■ **THE REQUEST**
Reproduce each line exactly. Skip none.

■ **MATERIAL SUPPLIED**

========================================================================

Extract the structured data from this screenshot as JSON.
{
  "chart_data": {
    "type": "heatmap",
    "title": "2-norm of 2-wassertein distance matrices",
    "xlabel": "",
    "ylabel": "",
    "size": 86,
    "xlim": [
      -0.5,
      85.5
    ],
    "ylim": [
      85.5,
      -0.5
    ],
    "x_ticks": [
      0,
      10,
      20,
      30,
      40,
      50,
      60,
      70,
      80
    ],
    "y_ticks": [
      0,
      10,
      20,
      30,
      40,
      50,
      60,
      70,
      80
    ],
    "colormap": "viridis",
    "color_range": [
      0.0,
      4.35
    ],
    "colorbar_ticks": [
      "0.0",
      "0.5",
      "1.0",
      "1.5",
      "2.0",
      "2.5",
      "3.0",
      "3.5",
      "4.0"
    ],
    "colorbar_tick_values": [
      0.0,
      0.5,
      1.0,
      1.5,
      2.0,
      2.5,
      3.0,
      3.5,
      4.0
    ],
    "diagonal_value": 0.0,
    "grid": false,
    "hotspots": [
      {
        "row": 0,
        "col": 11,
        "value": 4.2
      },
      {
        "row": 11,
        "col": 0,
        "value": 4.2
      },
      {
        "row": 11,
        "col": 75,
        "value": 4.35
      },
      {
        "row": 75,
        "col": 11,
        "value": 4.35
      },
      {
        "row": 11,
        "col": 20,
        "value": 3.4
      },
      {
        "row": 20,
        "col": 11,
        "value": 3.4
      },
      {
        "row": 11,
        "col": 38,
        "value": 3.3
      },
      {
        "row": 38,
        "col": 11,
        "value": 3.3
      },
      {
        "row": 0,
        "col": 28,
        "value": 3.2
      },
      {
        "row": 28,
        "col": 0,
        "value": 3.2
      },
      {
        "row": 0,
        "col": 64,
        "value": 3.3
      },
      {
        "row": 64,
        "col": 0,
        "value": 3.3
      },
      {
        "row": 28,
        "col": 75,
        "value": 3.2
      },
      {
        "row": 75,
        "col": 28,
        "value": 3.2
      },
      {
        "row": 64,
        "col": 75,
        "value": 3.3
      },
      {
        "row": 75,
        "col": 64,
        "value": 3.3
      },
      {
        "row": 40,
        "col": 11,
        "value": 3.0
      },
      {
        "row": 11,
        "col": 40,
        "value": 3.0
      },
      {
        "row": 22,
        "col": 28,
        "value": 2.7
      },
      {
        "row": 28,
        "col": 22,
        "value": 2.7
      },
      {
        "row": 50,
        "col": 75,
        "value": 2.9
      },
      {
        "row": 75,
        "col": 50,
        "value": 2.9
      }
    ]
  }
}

========================================================================

■ **WRITTEN ANSWER**
Extract the structured data from this screenshot as JSON.
{
  "chart_data": {
    "type": "heatmap",
    "title": "2-norm of 2-wassertein distance matrices",
    "xlabel": "",
    "ylabel": "",
    "size": 86,
    "xlim": [
      -0.5,
      85.5
    ],
    "ylim": [
      85.5,
      -0.5
    ],
    "x_ticks": [
      0,
      10,
      20,
      30,
      40,
      50,
      60,
      70,
      80
    ],
    "y_ticks": [
      0,
      10,
      20,
      30,
      40,
      50,
      60,
      70,
      80
    ],
    "colormap": "viridis",
    "color_range": [
      0.0,
      4.35
    ],
    "colorbar_ticks": [
      "0.0",
      "0.5",
      "1.0",
      "1.5",
      "2.0",
      "2.5",
      "3.0",
      "3.5",
      "4.0"
    ],
    "colorbar_tick_values": [
      0.0,
      0.5,
      1.0,
      1.5,
      2.0,
      2.5,
      3.0,
      3.5,
      4.0
    ],
    "diagonal_value": 0.0,
    "grid": false,
    "hotspots": [
      {
        "row": 0,
        "col": 11,
        "value": 4.2
      },
      {
        "row": 11,
        "col": 0,
        "value": 4.2
      },
      {
        "row": 11,
        "col": 75,
        "value": 4.35
      },
      {
        "row": 75,
        "col": 11,
        "value": 4.35
      },
      {
        "row": 11,
        "col": 20,
        "value": 3.4
      },
      {
        "row": 20,
        "col": 11,
        "value": 3.4
      },
      {
        "row": 11,
        "col": 38,
        "value": 3.3
      },
      {
        "row": 38,
        "col": 11,
        "value": 3.3
      },
      {
        "row": 0,
        "col": 28,
        "value": 3.2
      },
      {
        "row": 28,
        "col": 0,
        "value": 3.2
      },
      {
        "row": 0,
        "col": 64,
        "value": 3.3
      },
      {
        "row": 64,
        "col": 0,
        "value": 3.3
      },
      {
        "row": 28,
        "col": 75,
        "value": 3.2
      },
      {
        "row": 75,
        "col": 28,
        "value": 3.2
      },
      {
        "row": 64,
        "col": 75,
        "value": 3.3
      },
      {
        "row": 75,
        "col": 64,
        "value": 3.3
      },
      {
        "row": 40,
        "col": 11,
        "value": 3.0
      },
      {
        "row": 11,
        "col": 40,
        "value": 3.0
      },
      {
        "row": 22,
        "col": 28,
        "value": 2.7
      },
      {
        "row": 28,
        "col": 22,
        "value": 2.7
      },
      {
        "row": 50,
        "col": 75,
        "value": 2.9
      },
      {
        "row": 75,
        "col": 50,
        "value": 2.9
      }
    ]
  }
}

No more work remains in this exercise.